[Collected data entries]

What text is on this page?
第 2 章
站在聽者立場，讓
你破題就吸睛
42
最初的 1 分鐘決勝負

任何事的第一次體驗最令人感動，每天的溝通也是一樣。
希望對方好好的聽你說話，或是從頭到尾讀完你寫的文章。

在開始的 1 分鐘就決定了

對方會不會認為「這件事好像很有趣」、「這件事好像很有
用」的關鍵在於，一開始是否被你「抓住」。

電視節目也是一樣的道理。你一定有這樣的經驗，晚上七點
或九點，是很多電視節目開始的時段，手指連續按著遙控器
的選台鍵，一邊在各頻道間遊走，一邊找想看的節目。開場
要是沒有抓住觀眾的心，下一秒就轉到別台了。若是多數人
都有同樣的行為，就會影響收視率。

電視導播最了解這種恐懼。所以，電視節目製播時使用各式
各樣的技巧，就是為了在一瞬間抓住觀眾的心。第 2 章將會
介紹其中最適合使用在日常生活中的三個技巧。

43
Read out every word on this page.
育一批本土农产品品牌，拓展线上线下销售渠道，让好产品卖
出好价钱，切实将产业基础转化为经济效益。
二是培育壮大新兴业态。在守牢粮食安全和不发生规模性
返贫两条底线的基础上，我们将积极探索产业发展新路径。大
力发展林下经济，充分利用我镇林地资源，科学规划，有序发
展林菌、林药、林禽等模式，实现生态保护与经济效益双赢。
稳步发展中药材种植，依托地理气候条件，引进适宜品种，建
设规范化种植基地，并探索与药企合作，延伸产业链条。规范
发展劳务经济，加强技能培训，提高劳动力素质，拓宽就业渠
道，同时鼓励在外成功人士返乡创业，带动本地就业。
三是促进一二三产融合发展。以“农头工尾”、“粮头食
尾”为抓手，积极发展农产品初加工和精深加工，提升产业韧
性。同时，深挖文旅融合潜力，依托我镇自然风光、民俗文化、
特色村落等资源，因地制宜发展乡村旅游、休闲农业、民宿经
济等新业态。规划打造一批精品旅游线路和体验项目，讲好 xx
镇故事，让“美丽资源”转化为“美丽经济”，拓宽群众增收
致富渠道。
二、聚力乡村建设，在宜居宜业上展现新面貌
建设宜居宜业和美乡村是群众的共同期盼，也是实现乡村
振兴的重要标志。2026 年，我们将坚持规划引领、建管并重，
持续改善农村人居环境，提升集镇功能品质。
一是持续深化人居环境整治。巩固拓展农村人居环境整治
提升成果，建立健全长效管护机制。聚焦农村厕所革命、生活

*Task to carry out*:
Output the records verbatim, from the first line to the last.

*Expected output*:
What text is on this page?
第 2 章
站在聽者立場，讓
你破題就吸睛
42
最初的 1 分鐘決勝負

任何事的第一次體驗最令人感動，每天的溝通也是一樣。
希望對方好好的聽你說話，或是從頭到尾讀完你寫的文章。

在開始的 1 分鐘就決定了

對方會不會認為「這件事好像很有趣」、「這件事好像很有
用」的關鍵在於，一開始是否被你「抓住」。

電視節目也是一樣的道理。你一定有這樣的經驗，晚上七點
或九點，是很多電視節目開始的時段，手指連續按著遙控器
的選台鍵，一邊在各頻道間遊走，一邊找想看的節目。開場
要是沒有抓住觀眾的心，下一秒就轉到別台了。若是多數人
都有同樣的行為，就會影響收視率。

電視導播最了解這種恐懼。所以，電視節目製播時使用各式
各樣的技巧，就是為了在一瞬間抓住觀眾的心。第 2 章將會
介紹其中最適合使用在日常生活中的三個技巧。

43
Read out every word on this page.
育一批本土农产品品牌，拓展线上线下销售渠道，让好产品卖
出好价钱，切实将产业基础转化为经济效益。
二是培育壮大新兴业态。在守牢粮食安全和不发生规模性
返贫两条底线的基础上，我们将积极探索产业发展新路径。大
力发展林下经济，充分利用我镇林地资源，科学规划，有序发
展林菌、林药、林禽等模式，实现生态保护与经济效益双赢。
稳步发展中药材种植，依托地理气候条件，引进适宜品种，建
设规范化种植基地，并探索与药企合作，延伸产业链条。规范
发展劳务经济，加强技能培训，提高劳动力素质，拓宽就业渠
道，同时鼓励在外成功人士返乡创业，带动本地就业。
三是促进一二三产融合发展。以“农头工尾”、“粮头食
尾”为抓手，积极发展农产品初加工和精深加工，提升产业韧
性。同时，深挖文旅融合潜力，依托我镇自然风光、民俗文化、
特色村落等资源，因地制宜发展乡村旅游、休闲农业、民宿经
济等新业态。规划打造一批精品旅游线路和体验项目，讲好 xx
镇故事，让“美丽资源”转化为“美丽经济”，拓宽群众增收
致富渠道。
二、聚力乡村建设，在宜居宜业上展现新面貌
建设宜居宜业和美乡村是群众的共同期盼，也是实现乡村
振兴的重要标志。2026 年，我们将坚持规划引领、建管并重，
持续改善农村人居环境，提升集镇功能品质。
一是持续深化人居环境整治。巩固拓展农村人居环境整治
提升成果，建立健全长效管护机制。聚焦农村厕所革命、生活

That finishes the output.